**Records for this exercise:**
□ □ □ □ □ □ □
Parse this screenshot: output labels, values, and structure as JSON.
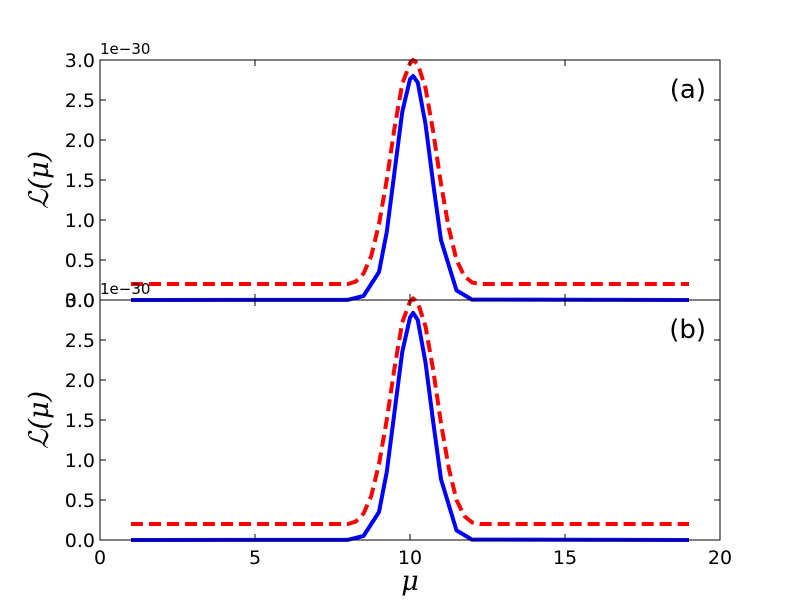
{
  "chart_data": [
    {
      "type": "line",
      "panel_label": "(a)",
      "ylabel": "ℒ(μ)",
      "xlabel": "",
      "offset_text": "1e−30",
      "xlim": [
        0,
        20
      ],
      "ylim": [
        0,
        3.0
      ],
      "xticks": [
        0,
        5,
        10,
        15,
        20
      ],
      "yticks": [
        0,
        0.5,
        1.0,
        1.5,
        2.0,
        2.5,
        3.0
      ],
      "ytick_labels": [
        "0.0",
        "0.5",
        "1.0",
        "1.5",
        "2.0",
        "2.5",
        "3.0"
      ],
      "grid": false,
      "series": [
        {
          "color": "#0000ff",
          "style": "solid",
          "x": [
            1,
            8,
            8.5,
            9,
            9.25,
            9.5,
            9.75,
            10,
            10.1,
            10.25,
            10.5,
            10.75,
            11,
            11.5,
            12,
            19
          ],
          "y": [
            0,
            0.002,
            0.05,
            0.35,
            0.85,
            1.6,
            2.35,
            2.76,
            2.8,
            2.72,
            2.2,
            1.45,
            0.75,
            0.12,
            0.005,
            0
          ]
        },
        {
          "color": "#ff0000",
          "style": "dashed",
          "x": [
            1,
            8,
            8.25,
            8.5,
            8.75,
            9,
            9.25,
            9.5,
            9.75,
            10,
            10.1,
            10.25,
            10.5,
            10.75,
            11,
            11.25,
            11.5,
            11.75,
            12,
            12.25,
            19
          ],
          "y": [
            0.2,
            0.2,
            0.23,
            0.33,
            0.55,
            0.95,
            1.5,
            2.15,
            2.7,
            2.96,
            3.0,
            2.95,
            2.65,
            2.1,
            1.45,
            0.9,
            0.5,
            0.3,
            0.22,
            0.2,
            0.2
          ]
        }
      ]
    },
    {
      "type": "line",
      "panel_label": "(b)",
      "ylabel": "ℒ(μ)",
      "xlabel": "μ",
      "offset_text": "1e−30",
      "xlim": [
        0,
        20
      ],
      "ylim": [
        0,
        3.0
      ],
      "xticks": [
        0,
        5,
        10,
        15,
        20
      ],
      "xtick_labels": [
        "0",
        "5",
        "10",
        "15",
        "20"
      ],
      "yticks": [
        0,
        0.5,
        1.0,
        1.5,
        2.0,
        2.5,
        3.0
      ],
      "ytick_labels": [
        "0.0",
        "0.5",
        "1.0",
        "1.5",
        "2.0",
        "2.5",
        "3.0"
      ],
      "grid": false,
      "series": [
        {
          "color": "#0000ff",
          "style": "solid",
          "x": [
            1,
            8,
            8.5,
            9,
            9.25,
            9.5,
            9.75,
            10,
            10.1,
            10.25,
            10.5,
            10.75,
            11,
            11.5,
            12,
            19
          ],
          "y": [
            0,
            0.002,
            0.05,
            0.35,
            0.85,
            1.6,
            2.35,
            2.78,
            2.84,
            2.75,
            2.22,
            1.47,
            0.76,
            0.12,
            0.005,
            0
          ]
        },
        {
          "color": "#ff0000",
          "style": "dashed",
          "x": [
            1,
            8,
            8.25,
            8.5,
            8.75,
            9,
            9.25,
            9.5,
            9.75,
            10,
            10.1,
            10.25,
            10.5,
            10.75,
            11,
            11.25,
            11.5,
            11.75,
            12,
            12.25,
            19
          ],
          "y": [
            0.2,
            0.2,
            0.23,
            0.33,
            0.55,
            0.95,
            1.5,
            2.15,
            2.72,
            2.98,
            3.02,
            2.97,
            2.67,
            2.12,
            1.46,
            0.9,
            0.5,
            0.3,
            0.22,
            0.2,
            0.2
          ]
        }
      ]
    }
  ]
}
□ □ □ □ □ □ □
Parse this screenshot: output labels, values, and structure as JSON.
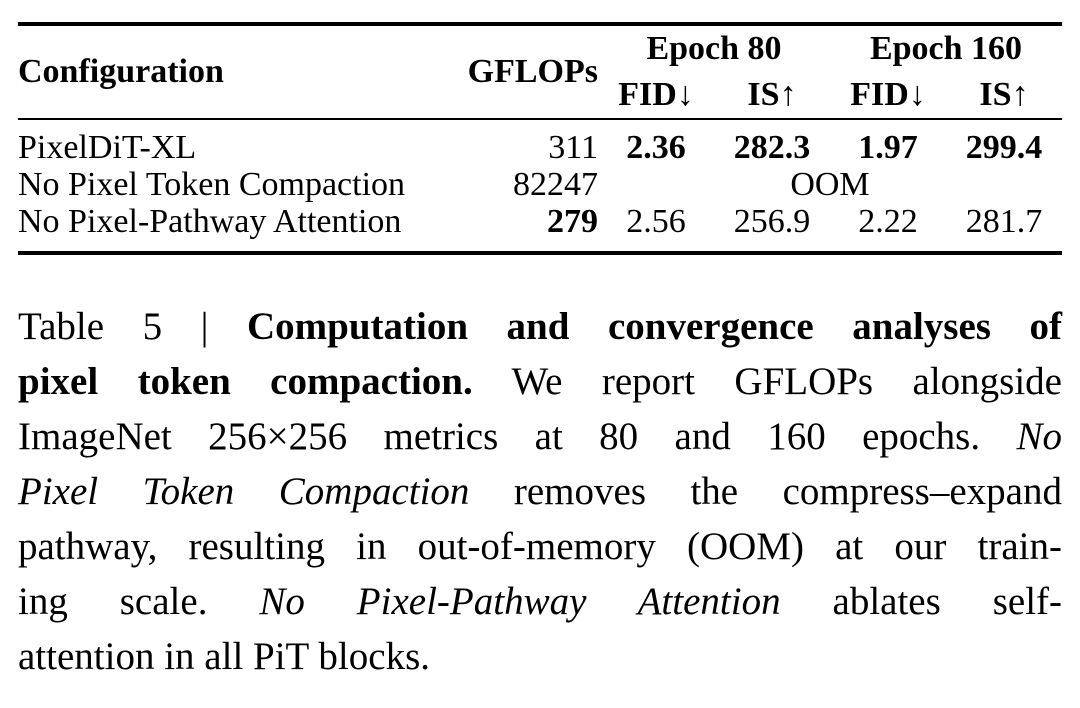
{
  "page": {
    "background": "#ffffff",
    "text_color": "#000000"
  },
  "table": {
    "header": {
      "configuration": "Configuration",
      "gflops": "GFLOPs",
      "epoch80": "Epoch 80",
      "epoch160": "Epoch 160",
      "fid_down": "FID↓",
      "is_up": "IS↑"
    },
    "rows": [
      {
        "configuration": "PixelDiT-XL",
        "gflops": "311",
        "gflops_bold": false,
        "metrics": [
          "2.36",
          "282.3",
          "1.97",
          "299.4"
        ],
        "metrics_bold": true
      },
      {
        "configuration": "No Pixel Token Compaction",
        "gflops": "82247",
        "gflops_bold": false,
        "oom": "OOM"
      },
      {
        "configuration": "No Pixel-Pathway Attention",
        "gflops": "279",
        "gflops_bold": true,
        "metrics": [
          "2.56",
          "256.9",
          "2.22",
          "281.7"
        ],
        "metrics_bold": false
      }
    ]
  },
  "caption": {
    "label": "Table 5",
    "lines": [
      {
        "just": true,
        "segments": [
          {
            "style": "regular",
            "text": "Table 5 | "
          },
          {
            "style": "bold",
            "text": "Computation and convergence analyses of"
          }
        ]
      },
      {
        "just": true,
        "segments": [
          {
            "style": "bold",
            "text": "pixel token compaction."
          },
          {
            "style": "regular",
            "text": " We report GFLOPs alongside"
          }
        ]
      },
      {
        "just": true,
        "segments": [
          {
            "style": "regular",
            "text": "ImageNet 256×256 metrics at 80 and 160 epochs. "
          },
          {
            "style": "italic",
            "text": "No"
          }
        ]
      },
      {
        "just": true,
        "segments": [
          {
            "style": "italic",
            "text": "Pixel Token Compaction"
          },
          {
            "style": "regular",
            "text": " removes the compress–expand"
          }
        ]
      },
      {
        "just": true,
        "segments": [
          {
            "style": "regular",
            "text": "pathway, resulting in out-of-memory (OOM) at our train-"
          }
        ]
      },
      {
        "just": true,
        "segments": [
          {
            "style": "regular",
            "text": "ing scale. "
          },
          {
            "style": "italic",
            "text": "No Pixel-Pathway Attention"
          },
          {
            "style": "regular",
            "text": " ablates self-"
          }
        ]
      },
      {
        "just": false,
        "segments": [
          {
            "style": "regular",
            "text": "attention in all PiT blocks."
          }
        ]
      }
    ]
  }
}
□ □ □ □ □ □ □
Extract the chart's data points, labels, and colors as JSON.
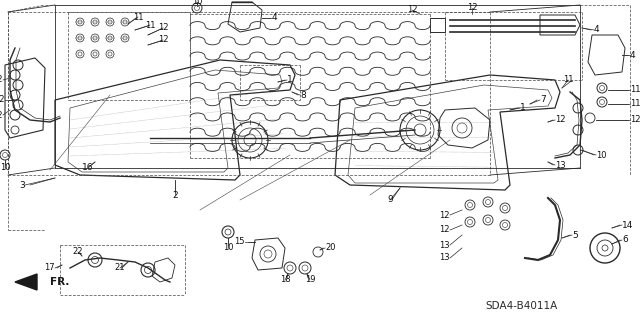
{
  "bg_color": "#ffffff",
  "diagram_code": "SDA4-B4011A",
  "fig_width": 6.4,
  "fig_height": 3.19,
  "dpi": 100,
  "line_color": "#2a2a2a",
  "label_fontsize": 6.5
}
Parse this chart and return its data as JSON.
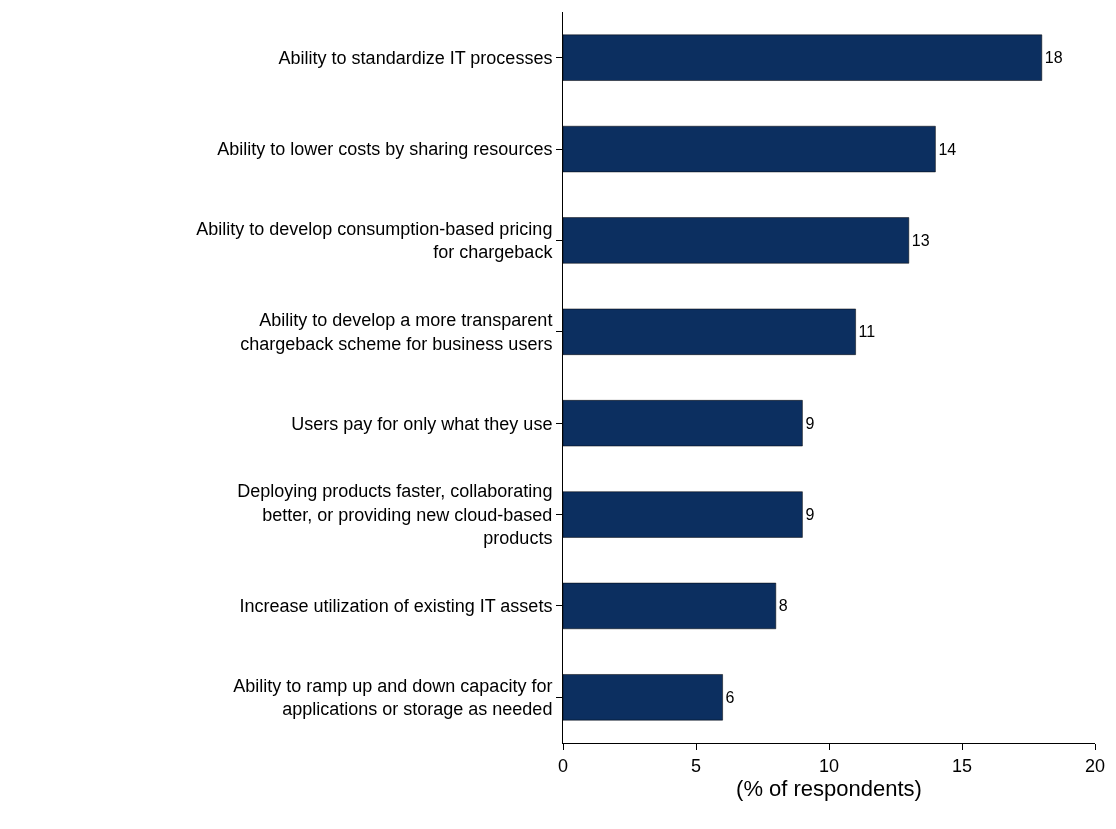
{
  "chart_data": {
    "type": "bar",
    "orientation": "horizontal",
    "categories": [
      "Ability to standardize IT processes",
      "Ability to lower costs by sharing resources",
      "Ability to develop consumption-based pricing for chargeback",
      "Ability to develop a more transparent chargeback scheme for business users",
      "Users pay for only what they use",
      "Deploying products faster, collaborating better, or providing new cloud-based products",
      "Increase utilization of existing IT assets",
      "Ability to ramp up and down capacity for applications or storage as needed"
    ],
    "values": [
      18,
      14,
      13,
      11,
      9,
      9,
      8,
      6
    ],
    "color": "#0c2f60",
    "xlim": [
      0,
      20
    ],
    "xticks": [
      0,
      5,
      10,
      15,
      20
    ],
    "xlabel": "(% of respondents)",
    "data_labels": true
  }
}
□ □ □ □ □ □ □
**Work instructions:**
Extract every line above that contains the word "JSON".

**Solution to this exercise:**
Parse this screenshot: output labels, values, and structure as JSON.
Parse this screenshot: output labels, values, and structure as JSON.
Extract the chart's data points, labels, and colors as JSON.
Parse this chart and return its data as JSON.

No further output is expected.